## Your objective:
Put the stretch from the start of the records through the line containing "binder-ring: [1006, 88, 1015, 102]" into a Markdown table with the columns Row and Line, numbering each row and leaving out blank lines.

## Material shown:
━━━━━━
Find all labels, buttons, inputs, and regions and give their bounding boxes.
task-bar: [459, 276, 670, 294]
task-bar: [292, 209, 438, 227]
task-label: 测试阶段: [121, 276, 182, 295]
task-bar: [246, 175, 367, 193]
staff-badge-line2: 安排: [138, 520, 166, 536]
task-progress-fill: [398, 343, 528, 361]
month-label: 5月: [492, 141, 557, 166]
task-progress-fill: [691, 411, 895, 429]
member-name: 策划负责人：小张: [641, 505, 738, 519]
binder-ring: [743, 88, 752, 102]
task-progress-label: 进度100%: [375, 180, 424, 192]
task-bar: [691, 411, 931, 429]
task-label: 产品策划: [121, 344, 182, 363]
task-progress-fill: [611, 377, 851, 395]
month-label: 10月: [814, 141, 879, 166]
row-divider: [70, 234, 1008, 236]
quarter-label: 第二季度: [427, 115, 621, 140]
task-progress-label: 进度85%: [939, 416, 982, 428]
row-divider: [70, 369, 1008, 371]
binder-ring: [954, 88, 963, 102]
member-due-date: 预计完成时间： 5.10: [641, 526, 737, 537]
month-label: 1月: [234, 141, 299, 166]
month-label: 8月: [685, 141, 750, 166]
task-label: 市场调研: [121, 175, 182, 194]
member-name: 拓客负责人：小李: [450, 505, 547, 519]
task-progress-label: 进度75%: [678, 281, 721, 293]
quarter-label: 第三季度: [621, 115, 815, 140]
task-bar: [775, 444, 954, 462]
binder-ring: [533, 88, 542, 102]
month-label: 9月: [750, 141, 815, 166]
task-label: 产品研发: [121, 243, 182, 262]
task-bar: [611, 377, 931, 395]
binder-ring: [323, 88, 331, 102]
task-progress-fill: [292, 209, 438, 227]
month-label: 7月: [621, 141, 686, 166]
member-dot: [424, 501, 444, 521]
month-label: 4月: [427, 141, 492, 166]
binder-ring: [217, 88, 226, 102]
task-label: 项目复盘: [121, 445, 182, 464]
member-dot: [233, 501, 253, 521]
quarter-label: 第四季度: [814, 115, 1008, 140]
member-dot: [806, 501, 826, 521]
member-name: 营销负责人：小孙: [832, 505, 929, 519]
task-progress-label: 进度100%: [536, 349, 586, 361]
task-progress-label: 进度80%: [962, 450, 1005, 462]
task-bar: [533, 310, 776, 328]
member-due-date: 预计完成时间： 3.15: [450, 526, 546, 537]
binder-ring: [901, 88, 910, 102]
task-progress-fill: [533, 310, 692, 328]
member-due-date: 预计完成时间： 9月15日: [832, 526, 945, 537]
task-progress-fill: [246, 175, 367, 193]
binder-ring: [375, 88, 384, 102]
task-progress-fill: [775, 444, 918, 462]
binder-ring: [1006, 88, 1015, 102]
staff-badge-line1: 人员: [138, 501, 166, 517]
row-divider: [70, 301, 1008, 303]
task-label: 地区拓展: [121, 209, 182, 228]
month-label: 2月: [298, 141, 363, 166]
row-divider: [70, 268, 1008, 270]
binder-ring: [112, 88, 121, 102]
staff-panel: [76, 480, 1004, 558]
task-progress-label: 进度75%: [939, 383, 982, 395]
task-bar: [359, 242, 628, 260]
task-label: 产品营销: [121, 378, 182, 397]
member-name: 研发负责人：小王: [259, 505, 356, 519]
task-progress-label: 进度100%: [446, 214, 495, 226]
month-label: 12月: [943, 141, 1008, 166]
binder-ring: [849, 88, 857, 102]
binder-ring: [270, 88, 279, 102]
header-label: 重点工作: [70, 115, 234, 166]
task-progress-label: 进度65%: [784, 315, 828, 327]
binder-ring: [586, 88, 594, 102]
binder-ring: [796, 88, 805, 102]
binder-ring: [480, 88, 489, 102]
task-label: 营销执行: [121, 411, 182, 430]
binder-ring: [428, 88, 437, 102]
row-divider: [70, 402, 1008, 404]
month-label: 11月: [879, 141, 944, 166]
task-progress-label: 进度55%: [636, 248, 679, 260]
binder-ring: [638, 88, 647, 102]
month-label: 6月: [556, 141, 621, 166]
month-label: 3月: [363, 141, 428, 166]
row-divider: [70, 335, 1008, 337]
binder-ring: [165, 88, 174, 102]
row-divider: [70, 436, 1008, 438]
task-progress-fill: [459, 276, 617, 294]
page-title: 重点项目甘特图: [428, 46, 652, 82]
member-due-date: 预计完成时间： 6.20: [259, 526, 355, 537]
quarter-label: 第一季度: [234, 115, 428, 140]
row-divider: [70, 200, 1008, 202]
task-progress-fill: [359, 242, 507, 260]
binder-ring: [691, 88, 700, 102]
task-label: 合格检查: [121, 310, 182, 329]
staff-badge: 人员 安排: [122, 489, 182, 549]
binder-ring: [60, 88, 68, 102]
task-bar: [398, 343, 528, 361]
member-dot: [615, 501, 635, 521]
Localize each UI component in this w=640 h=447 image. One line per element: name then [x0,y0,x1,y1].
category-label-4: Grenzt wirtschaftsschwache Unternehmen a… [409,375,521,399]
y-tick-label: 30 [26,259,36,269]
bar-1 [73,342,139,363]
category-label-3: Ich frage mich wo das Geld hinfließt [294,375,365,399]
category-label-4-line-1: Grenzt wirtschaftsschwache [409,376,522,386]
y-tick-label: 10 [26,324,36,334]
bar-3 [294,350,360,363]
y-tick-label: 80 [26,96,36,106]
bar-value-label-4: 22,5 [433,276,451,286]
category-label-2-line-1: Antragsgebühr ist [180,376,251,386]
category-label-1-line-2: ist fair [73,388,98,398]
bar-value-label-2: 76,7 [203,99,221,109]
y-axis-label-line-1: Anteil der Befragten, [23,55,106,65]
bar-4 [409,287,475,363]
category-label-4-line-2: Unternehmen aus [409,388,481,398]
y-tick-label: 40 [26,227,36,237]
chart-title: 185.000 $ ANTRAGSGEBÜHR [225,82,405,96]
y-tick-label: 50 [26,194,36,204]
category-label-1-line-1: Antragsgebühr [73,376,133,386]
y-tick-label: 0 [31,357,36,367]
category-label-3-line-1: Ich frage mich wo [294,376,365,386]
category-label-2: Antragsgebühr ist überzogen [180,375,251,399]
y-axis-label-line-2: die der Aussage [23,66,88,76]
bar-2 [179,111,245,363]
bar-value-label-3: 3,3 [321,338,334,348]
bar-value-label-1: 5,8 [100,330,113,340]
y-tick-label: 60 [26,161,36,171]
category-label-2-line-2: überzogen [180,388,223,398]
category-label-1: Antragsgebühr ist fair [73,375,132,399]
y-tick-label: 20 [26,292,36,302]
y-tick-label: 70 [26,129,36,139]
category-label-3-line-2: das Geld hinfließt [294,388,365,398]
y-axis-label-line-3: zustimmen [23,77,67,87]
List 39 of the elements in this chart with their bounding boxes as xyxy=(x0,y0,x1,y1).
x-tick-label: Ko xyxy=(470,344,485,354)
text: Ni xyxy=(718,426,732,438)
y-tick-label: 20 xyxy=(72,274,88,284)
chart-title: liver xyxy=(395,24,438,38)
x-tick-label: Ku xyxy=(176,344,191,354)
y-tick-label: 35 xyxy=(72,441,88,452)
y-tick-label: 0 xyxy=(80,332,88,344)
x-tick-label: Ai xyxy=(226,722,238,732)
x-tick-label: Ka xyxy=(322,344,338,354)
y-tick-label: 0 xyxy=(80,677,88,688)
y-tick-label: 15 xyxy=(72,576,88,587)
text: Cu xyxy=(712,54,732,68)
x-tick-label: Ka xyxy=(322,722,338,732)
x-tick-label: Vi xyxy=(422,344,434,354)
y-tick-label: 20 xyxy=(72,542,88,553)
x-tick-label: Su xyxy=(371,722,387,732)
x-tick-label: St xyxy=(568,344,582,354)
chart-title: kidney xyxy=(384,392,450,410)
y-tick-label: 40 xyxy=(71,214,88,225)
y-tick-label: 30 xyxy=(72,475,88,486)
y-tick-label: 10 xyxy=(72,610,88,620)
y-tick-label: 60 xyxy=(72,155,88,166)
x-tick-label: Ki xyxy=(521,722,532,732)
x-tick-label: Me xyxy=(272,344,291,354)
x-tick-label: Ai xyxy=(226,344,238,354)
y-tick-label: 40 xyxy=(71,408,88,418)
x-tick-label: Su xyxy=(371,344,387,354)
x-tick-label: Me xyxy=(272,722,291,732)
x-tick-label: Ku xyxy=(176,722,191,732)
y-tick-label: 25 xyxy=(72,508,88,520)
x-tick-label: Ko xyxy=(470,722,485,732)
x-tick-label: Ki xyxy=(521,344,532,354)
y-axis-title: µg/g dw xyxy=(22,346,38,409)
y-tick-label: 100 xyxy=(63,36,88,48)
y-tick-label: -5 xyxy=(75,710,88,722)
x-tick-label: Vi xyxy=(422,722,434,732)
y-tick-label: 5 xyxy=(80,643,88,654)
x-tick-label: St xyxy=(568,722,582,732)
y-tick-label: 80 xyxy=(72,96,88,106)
━━━━━━
## Expected answer:
| Row | Line |
|---|---|
| 1 | Find all labels, buttons, inputs, and regions and give their bounding boxes. |
| 2 | task-bar: [459, 276, 670, 294] |
| 3 | task-bar: [292, 209, 438, 227] |
| 4 | task-label: 测试阶段: [121, 276, 182, 295] |
| 5 | task-bar: [246, 175, 367, 193] |
| 6 | staff-badge-line2: 安排: [138, 520, 166, 536] |
| 7 | task-progress-fill: [398, 343, 528, 361] |
| 8 | month-label: 5月: [492, 141, 557, 166] |
| 9 | task-progress-fill: [691, 411, 895, 429] |
| 10 | member-name: 策划负责人：小张: [641, 505, 738, 519] |
| 11 | binder-ring: [743, 88, 752, 102] |
| 12 | task-progress-label: 进度100%: [375, 180, 424, 192] |
| 13 | task-bar: [691, 411, 931, 429] |
| 14 | task-label: 产品策划: [121, 344, 182, 363] |
| 15 | task-progress-fill: [611, 377, 851, 395] |
| 16 | month-label: 10月: [814, 141, 879, 166] |
| 17 | row-divider: [70, 234, 1008, 236] |
| 18 | quarter-label: 第二季度: [427, 115, 621, 140] |
| 19 | task-progress-label: 进度85%: [939, 416, 982, 428] |
| 20 | row-divider: [70, 369, 1008, 371] |
| 21 | binder-ring: [954, 88, 963, 102] |
| 22 | member-due-date: 预计完成时间： 5.10: [641, 526, 737, 537] |
| 23 | month-label: 1月: [234, 141, 299, 166] |
| 24 | month-label: 8月: [685, 141, 750, 166] |
| 25 | task-label: 市场调研: [121, 175, 182, 194] |
| 26 | member-name: 拓客负责人：小李: [450, 505, 547, 519] |
| 27 | task-progress-label: 进度75%: [678, 281, 721, 293] |
| 28 | quarter-label: 第三季度: [621, 115, 815, 140] |
| 29 | task-bar: [775, 444, 954, 462] |
| 30 | binder-ring: [533, 88, 542, 102] |
| 31 | month-label: 9月: [750, 141, 815, 166] |
| 32 | task-label: 产品研发: [121, 243, 182, 262] |
| 33 | task-bar: [611, 377, 931, 395] |
| 34 | binder-ring: [323, 88, 331, 102] |
| 35 | task-progress-fill: [292, 209, 438, 227] |
| 36 | month-label: 7月: [621, 141, 686, 166] |
| 37 | member-dot: [424, 501, 444, 521] |
| 38 | month-label: 4月: [427, 141, 492, 166] |
| 39 | binder-ring: [217, 88, 226, 102] |
| 40 | task-label: 项目复盘: [121, 445, 182, 464] |
| 41 | member-dot: [233, 501, 253, 521] |
| 42 | quarter-label: 第四季度: [814, 115, 1008, 140] |
| 43 | member-dot: [806, 501, 826, 521] |
| 44 | member-name: 营销负责人：小孙: [832, 505, 929, 519] |
| 45 | task-progress-label: 进度100%: [536, 349, 586, 361] |
| 46 | task-progress-label: 进度80%: [962, 450, 1005, 462] |
| 47 | task-bar: [533, 310, 776, 328] |
| 48 | member-due-date: 预计完成时间： 3.15: [450, 526, 546, 537] |
| 49 | binder-ring: [901, 88, 910, 102] |
| 50 | task-progress-fill: [533, 310, 692, 328] |
| 51 | member-due-date: 预计完成时间： 9月15日: [832, 526, 945, 537] |
| 52 | task-progress-fill: [246, 175, 367, 193] |
| 53 | binder-ring: [375, 88, 384, 102] |
| 54 | task-progress-fill: [775, 444, 918, 462] |
| 55 | binder-ring: [1006, 88, 1015, 102] |